▶ SET EXERCISE:
Every line with the word "icon" in it should be extracted from the data that follows.

[Chart and figure data]
%%
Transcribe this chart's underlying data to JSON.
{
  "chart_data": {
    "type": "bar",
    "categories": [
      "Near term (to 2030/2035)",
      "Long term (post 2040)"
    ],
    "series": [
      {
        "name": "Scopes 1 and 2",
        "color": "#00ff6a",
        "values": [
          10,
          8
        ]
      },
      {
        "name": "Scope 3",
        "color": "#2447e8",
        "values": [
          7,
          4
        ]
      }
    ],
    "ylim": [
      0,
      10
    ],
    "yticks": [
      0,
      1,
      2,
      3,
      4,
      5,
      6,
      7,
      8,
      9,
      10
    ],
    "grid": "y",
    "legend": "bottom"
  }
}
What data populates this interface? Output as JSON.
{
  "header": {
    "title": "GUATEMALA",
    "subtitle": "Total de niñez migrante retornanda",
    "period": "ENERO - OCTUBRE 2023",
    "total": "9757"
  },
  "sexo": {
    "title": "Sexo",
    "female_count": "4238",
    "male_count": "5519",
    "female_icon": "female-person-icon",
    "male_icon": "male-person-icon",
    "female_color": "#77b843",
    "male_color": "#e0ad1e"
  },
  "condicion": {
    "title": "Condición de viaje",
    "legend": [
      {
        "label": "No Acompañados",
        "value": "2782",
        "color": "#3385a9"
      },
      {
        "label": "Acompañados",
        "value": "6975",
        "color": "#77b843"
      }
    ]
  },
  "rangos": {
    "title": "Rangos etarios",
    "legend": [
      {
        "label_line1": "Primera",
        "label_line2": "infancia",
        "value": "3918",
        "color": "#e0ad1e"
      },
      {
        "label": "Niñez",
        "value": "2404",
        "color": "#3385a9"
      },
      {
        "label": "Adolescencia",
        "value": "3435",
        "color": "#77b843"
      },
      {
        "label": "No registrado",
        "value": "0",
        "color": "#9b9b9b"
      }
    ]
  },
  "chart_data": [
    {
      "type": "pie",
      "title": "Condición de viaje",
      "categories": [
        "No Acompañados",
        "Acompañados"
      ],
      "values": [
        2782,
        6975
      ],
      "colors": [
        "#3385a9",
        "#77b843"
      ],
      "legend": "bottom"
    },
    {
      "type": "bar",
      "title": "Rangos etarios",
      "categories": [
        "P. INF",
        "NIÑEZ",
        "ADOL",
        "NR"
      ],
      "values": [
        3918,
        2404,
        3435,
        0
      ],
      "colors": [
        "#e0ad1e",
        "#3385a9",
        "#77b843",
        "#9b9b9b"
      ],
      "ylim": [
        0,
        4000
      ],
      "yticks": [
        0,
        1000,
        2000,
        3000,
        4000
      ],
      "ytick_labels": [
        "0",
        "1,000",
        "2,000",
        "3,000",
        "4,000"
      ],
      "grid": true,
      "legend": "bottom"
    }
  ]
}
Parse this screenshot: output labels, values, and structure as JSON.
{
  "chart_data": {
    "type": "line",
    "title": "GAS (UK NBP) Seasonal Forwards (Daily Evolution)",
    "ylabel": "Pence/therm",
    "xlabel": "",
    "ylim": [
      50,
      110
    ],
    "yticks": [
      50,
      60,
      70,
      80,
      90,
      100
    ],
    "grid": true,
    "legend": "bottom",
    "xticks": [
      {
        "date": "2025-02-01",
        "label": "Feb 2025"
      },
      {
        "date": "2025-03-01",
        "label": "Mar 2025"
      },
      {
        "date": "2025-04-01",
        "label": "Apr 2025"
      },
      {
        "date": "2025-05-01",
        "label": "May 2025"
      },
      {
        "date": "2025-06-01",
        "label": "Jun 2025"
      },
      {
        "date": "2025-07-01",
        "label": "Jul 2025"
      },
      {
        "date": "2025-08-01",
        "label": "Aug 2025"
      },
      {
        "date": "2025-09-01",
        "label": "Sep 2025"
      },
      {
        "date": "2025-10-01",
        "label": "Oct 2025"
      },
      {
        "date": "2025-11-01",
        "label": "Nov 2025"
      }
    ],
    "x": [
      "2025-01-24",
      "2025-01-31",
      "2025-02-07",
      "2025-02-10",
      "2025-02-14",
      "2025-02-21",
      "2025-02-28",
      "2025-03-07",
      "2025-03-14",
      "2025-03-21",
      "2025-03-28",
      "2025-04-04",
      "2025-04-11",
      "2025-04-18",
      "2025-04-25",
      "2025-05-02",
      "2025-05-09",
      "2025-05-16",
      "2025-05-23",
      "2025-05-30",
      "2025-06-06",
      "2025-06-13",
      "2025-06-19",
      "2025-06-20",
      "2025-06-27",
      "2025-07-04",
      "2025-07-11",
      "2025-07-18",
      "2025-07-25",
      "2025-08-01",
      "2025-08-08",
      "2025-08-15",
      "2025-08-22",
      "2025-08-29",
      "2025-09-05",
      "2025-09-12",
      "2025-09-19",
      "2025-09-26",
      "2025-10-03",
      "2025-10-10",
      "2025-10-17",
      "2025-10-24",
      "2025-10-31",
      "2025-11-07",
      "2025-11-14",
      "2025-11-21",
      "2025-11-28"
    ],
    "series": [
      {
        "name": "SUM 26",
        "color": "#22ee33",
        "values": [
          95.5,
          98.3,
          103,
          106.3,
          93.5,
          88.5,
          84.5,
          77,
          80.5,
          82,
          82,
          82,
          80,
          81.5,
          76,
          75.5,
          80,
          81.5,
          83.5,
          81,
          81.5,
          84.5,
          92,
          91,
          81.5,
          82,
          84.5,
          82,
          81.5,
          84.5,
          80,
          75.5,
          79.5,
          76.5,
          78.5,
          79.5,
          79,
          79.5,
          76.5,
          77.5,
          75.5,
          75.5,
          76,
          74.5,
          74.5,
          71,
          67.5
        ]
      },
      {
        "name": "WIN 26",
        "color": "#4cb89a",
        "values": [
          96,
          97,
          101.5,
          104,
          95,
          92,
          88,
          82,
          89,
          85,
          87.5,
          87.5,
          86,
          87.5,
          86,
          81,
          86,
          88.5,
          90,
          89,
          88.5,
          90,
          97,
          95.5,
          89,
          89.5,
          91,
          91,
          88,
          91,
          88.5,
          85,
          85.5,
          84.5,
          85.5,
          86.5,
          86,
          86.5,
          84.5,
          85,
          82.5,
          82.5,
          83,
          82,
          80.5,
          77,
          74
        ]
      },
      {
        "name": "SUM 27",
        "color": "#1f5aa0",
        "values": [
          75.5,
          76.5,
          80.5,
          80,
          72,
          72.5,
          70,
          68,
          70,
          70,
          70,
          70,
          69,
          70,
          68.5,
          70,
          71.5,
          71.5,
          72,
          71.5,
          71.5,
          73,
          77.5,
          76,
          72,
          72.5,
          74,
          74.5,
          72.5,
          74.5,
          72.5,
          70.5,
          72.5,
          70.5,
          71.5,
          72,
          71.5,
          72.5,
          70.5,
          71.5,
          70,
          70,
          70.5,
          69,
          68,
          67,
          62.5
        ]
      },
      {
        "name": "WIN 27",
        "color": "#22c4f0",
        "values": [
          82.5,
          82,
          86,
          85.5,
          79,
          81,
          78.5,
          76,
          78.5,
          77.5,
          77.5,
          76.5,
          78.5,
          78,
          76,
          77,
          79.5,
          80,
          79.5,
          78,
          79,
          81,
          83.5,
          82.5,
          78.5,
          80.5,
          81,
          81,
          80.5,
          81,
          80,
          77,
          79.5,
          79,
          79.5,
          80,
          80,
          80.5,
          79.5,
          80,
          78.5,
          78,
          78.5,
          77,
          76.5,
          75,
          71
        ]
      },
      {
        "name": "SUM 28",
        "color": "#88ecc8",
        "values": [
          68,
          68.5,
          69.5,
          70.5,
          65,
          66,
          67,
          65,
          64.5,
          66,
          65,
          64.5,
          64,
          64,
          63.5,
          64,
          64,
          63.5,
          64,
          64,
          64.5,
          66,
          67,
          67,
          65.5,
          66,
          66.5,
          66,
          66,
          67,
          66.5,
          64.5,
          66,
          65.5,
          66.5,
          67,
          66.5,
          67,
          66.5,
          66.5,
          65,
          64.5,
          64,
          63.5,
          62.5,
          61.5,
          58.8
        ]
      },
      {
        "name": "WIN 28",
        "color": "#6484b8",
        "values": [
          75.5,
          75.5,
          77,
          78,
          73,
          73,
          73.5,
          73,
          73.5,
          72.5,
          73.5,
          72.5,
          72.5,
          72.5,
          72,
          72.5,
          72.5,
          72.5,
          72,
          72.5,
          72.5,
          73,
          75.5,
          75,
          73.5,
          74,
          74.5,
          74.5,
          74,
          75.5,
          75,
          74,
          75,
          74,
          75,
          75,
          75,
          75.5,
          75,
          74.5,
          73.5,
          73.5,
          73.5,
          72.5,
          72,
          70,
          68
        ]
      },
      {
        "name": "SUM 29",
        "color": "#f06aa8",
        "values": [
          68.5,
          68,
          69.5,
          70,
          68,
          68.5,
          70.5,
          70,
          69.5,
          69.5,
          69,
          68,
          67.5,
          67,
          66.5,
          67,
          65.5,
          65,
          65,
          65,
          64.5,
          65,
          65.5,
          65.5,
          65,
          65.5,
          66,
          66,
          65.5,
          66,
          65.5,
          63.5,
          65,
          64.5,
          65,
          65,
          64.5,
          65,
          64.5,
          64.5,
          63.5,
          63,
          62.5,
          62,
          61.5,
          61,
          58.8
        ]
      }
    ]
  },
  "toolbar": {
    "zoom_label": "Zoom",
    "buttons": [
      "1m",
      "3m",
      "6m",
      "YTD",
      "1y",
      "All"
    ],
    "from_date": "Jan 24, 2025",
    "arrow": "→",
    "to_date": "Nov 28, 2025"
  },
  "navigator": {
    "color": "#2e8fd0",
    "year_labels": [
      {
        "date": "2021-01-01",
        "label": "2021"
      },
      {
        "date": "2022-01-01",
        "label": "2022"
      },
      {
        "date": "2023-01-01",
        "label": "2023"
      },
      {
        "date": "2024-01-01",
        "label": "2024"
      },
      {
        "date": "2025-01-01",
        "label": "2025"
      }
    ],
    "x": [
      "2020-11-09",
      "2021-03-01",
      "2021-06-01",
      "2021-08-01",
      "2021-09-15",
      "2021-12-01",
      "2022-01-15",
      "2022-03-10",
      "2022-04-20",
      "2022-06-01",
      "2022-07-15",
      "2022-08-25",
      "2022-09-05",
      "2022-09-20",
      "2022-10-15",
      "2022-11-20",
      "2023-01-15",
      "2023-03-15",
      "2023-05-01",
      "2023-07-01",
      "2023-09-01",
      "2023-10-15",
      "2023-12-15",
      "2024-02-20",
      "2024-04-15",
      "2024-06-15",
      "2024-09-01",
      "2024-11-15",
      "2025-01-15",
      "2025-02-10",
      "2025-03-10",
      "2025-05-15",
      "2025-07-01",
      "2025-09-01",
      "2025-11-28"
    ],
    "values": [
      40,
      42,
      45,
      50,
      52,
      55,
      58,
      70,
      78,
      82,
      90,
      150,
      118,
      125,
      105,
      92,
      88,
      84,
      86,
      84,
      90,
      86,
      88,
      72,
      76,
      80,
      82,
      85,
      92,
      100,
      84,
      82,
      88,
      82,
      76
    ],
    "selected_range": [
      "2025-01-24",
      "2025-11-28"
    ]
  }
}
%%
▶ COMPLETE ANSWER:
    "female_icon": "female-person-icon",
    "male_icon": "male-person-icon",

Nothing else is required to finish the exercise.